== WORK INSTRUCTIONS ==
Retype the material below. Keep every word exactly as it is.

== RAW RECORDS ==

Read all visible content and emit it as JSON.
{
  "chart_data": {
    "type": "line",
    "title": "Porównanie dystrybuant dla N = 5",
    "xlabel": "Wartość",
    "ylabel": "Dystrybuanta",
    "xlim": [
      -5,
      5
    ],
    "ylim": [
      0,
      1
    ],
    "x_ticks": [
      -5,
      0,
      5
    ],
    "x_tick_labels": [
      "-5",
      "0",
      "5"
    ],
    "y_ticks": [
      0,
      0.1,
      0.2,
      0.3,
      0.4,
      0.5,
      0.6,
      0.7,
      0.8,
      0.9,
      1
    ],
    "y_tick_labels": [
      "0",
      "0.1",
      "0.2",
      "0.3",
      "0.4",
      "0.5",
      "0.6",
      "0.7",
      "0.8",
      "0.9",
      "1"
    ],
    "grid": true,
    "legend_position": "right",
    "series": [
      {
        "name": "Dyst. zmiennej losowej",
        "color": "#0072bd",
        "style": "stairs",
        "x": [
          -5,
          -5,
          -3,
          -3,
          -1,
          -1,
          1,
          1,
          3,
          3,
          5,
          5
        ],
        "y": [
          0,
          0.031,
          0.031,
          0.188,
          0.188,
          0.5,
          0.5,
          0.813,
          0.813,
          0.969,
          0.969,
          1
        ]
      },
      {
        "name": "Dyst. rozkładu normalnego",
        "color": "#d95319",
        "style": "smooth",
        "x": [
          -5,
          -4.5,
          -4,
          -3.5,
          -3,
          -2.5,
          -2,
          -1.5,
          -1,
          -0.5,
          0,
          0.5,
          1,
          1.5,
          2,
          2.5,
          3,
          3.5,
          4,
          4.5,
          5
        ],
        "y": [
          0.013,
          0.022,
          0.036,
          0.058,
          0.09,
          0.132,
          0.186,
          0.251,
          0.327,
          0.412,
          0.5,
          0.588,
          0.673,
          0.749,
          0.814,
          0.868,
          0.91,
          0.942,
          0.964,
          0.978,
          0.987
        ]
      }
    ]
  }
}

== OUTPUT FOR THIS TASK ==
Read all visible content and emit it as JSON.
{
  "chart_data": {
    "type": "line",
    "title": "Porównanie dystrybuant dla N = 5",
    "xlabel": "Wartość",
    "ylabel": "Dystrybuanta",
    "xlim": [
      -5,
      5
    ],
    "ylim": [
      0,
      1
    ],
    "x_ticks": [
      -5,
      0,
      5
    ],
    "x_tick_labels": [
      "-5",
      "0",
      "5"
    ],
    "y_ticks": [
      0,
      0.1,
      0.2,
      0.3,
      0.4,
      0.5,
      0.6,
      0.7,
      0.8,
      0.9,
      1
    ],
    "y_tick_labels": [
      "0",
      "0.1",
      "0.2",
      "0.3",
      "0.4",
      "0.5",
      "0.6",
      "0.7",
      "0.8",
      "0.9",
      "1"
    ],
    "grid": true,
    "legend_position": "right",
    "series": [
      {
        "name": "Dyst. zmiennej losowej",
        "color": "#0072bd",
        "style": "stairs",
        "x": [
          -5,
          -5,
          -3,
          -3,
          -1,
          -1,
          1,
          1,
          3,
          3,
          5,
          5
        ],
        "y": [
          0,
          0.031,
          0.031,
          0.188,
          0.188,
          0.5,
          0.5,
          0.813,
          0.813,
          0.969,
          0.969,
          1
        ]
      },
      {
        "name": "Dyst. rozkładu normalnego",
        "color": "#d95319",
        "style": "smooth",
        "x": [
          -5,
          -4.5,
          -4,
          -3.5,
          -3,
          -2.5,
          -2,
          -1.5,
          -1,
          -0.5,
          0,
          0.5,
          1,
          1.5,
          2,
          2.5,
          3,
          3.5,
          4,
          4.5,
          5
        ],
        "y": [
          0.013,
          0.022,
          0.036,
          0.058,
          0.09,
          0.132,
          0.186,
          0.251,
          0.327,
          0.412,
          0.5,
          0.588,
          0.673,
          0.749,
          0.814,
          0.868,
          0.91,
          0.942,
          0.964,
          0.978,
          0.987
        ]
      }
    ]
  }
}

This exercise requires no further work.